╭──

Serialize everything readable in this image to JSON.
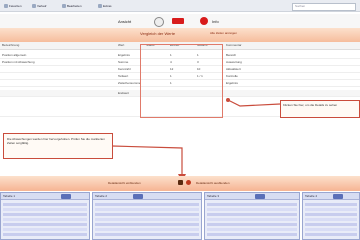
{
  "topbar": {
    "btn1": "Favoriten",
    "btn2": "Verlauf",
    "btn3": "Bearbeiten",
    "btn4": "Extras",
    "search_placeholder": "Suchen"
  },
  "toolbar": {
    "label_left": "Ansicht",
    "label_right": "Info"
  },
  "band": {
    "title": "Vergleich der Werte",
    "link": "Alle Zeilen anzeigen"
  },
  "columns": [
    "Bezeichnung",
    "Wert",
    "Status",
    "Einheit",
    "Gesamt",
    "Kommentar"
  ],
  "rows": [
    {
      "a": "Position allgemein",
      "b": "Ergebnis",
      "c": "1",
      "d": "1",
      "e": "Bereich"
    },
    {
      "a": "Position mit Abweichung",
      "b": "Summe",
      "c": "4",
      "d": "3",
      "e": "Auswertung"
    },
    {
      "a": "",
      "b": "Kennzahl",
      "c": "12",
      "d": "10",
      "e": "Aktualisiert"
    },
    {
      "a": "",
      "b": "Teilwert",
      "c": "1",
      "d": "1 / 1",
      "e": "Kontrolle"
    },
    {
      "a": "",
      "b": "Zwischensumme",
      "c": "1",
      "d": "",
      "e": "Ergebnis"
    },
    {
      "a": "",
      "b": "Endwert",
      "c": "",
      "d": "",
      "e": ""
    },
    {
      "a": "",
      "b": "",
      "c": "",
      "d": "",
      "e": ""
    }
  ],
  "callout1": "Klicken Sie hier, um die Details zu sehen",
  "callout2": "Die Abweichungen werden hier hervorgehoben. Prüfen Sie die markierten Zeilen sorgfältig.",
  "band2": {
    "left": "Detailansicht einblenden",
    "right": "Detailansicht ausblenden"
  },
  "panels": [
    "Tabelle 1",
    "Tabelle 2",
    "Tabelle 3",
    "Tabelle 4"
  ],
  "colors": {
    "accent_red": "#d81b1b",
    "band_peach": "#f5b896",
    "panel_blue": "#e9ecf8",
    "callout_border": "#c94c3c"
  }
}
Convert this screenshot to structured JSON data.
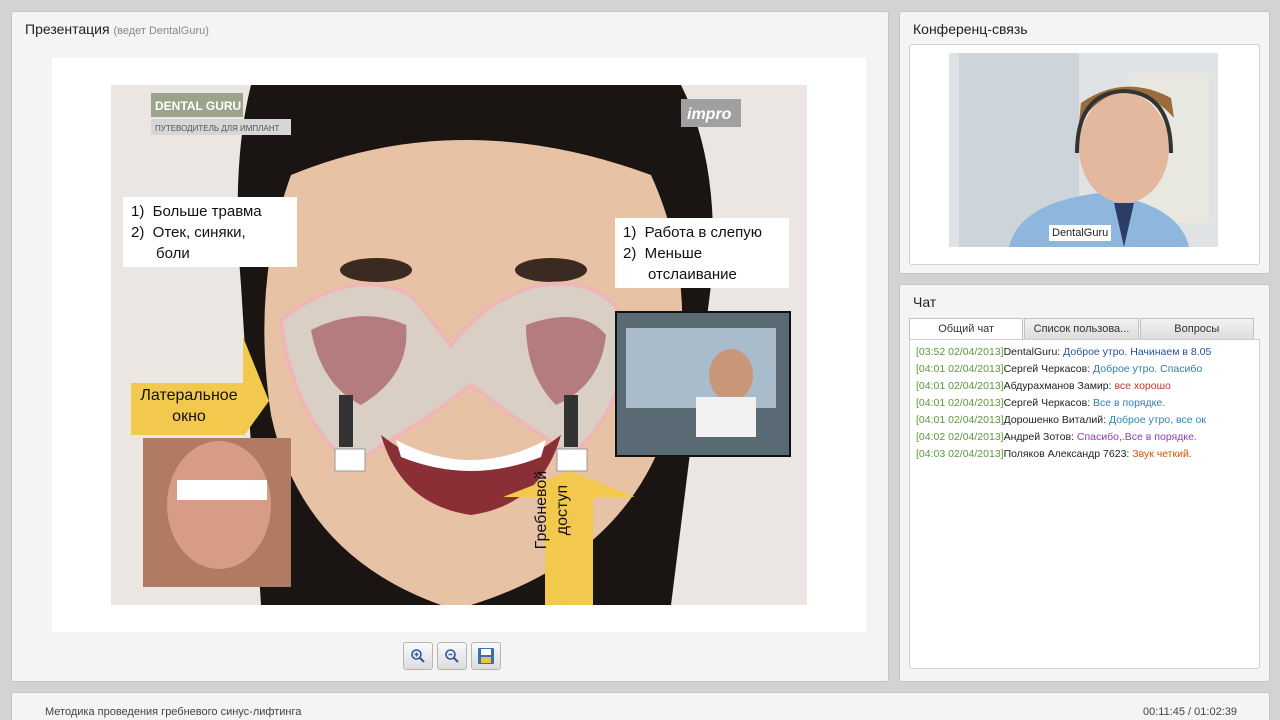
{
  "presentation": {
    "title": "Презентация",
    "subtitle": "(ведет DentalGuru)",
    "slide": {
      "logo_text": "DENTAL GURU",
      "logo_subtext": "ПУТЕВОДИТЕЛЬ ДЛЯ ИМПЛАНТ",
      "brand_right": "impro",
      "left_list": [
        "1)  Больше травма",
        "2)  Отек, синяки,",
        "      боли"
      ],
      "right_list": [
        "1)  Работа в слепую",
        "2)  Меньше",
        "      отслаивание"
      ],
      "lateral_label": [
        "Латеральное",
        "окно"
      ],
      "crest_label": [
        "Гребневой",
        "доступ"
      ]
    },
    "toolbar": {
      "zoom_in": "zoom-in-icon",
      "zoom_out": "zoom-out-icon",
      "save": "save-icon"
    }
  },
  "conference": {
    "title": "Конференц-связь",
    "video_label": "DentalGuru"
  },
  "chat": {
    "title": "Чат",
    "tabs": [
      "Общий чат",
      "Список пользова...",
      "Вопросы"
    ],
    "messages": [
      {
        "ts": "[03:52 02/04/2013]",
        "who": "DentalGuru:",
        "text": "Доброе утро. Начинаем в 8.05",
        "color": "#2a4fa8"
      },
      {
        "ts": "[04:01 02/04/2013]",
        "who": "Сергей Черкасов:",
        "text": "Доброе утро. Спасибо",
        "color": "#2e7fb0"
      },
      {
        "ts": "[04:01 02/04/2013]",
        "who": "Абдурахманов Замир:",
        "text": "все хорошо",
        "color": "#c0392b"
      },
      {
        "ts": "[04:01 02/04/2013]",
        "who": "Сергей Черкасов:",
        "text": "Все в порядке.",
        "color": "#2e7fb0"
      },
      {
        "ts": "[04:01 02/04/2013]",
        "who": "Дороshенко Виталий:",
        "text": "Доброе утро, все ок",
        "color": "#2e86b6"
      },
      {
        "ts": "[04:02 02/04/2013]",
        "who": "Андрей Зотов:",
        "text": "Спасибо,.Все в порядке.",
        "color": "#8e3fa8"
      },
      {
        "ts": "[04:03 02/04/2013]",
        "who": "Поляков Александр 7623:",
        "text": "Звук четкий.",
        "color": "#d35400"
      }
    ]
  },
  "footer": {
    "title": "Методика проведения гребневого синус-лифтинга",
    "time": "00:11:45 / 01:02:39"
  }
}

╰──

Written task
Quote every line word for word and keep the images out of the copy.

Right answer
Serialize everything readable in this image to JSON.
{
  "topbar": {
    "btn1": "Favoriten",
    "btn2": "Verlauf",
    "btn3": "Bearbeiten",
    "btn4": "Extras",
    "search_placeholder": "Suchen"
  },
  "toolbar": {
    "label_left": "Ansicht",
    "label_right": "Info"
  },
  "band": {
    "title": "Vergleich der Werte",
    "link": "Alle Zeilen anzeigen"
  },
  "columns": [
    "Bezeichnung",
    "Wert",
    "Status",
    "Einheit",
    "Gesamt",
    "Kommentar"
  ],
  "rows": [
    {
      "a": "Position allgemein",
      "b": "Ergebnis",
      "c": "1",
      "d": "1",
      "e": "Bereich"
    },
    {
      "a": "Position mit Abweichung",
      "b": "Summe",
      "c": "4",
      "d": "3",
      "e": "Auswertung"
    },
    {
      "a": "",
      "b": "Kennzahl",
      "c": "12",
      "d": "10",
      "e": "Aktualisiert"
    },
    {
      "a": "",
      "b": "Teilwert",
      "c": "1",
      "d": "1 / 1",
      "e": "Kontrolle"
    },
    {
      "a": "",
      "b": "Zwischensumme",
      "c": "1",
      "d": "",
      "e": "Ergebnis"
    },
    {
      "a": "",
      "b": "Endwert",
      "c": "",
      "d": "",
      "e": ""
    },
    {
      "a": "",
      "b": "",
      "c": "",
      "d": "",
      "e": ""
    }
  ],
  "callout1": "Klicken Sie hier, um die Details zu sehen",
  "callout2": "Die Abweichungen werden hier hervorgehoben. Prüfen Sie die markierten Zeilen sorgfältig.",
  "band2": {
    "left": "Detailansicht einblenden",
    "right": "Detailansicht ausblenden"
  },
  "panels": [
    "Tabelle 1",
    "Tabelle 2",
    "Tabelle 3",
    "Tabelle 4"
  ],
  "colors": {
    "accent_red": "#d81b1b",
    "band_peach": "#f5b896",
    "panel_blue": "#e9ecf8",
    "callout_border": "#c94c3c"
  }
}
Convert this screenshot to structured JSON data.
{
  "presentation": {
    "title": "Презентация",
    "subtitle": "(ведет DentalGuru)",
    "slide": {
      "logo_text": "DENTAL GURU",
      "logo_subtext": "ПУТЕВОДИТЕЛЬ ДЛЯ ИМПЛАНТ",
      "brand_right": "impro",
      "left_list": [
        "1)  Больше травма",
        "2)  Отек, синяки,",
        "      боли"
      ],
      "right_list": [
        "1)  Работа в слепую",
        "2)  Меньше",
        "      отслаивание"
      ],
      "lateral_label": [
        "Латеральное",
        "окно"
      ],
      "crest_label": [
        "Гребневой",
        "доступ"
      ]
    },
    "toolbar": {
      "zoom_in": "zoom-in-icon",
      "zoom_out": "zoom-out-icon",
      "save": "save-icon"
    }
  },
  "conference": {
    "title": "Конференц-связь",
    "video_label": "DentalGuru"
  },
  "chat": {
    "title": "Чат",
    "tabs": [
      "Общий чат",
      "Список пользова...",
      "Вопросы"
    ],
    "messages": [
      {
        "ts": "[03:52 02/04/2013]",
        "who": "DentalGuru:",
        "text": "Доброе утро. Начинаем в 8.05",
        "color": "#2a4fa8"
      },
      {
        "ts": "[04:01 02/04/2013]",
        "who": "Сергей Черкасов:",
        "text": "Доброе утро. Спасибо",
        "color": "#2e7fb0"
      },
      {
        "ts": "[04:01 02/04/2013]",
        "who": "Абдурахманов Замир:",
        "text": "все хорошо",
        "color": "#c0392b"
      },
      {
        "ts": "[04:01 02/04/2013]",
        "who": "Сергей Черкасов:",
        "text": "Все в порядке.",
        "color": "#2e7fb0"
      },
      {
        "ts": "[04:01 02/04/2013]",
        "who": "Дороshенко Виталий:",
        "text": "Доброе утро, все ок",
        "color": "#2e86b6"
      },
      {
        "ts": "[04:02 02/04/2013]",
        "who": "Андрей Зотов:",
        "text": "Спасибо,.Все в порядке.",
        "color": "#8e3fa8"
      },
      {
        "ts": "[04:03 02/04/2013]",
        "who": "Поляков Александр 7623:",
        "text": "Звук четкий.",
        "color": "#d35400"
      }
    ]
  },
  "footer": {
    "title": "Методика проведения гребневого синус-лифтинга",
    "time": "00:11:45 / 01:02:39"
  }
}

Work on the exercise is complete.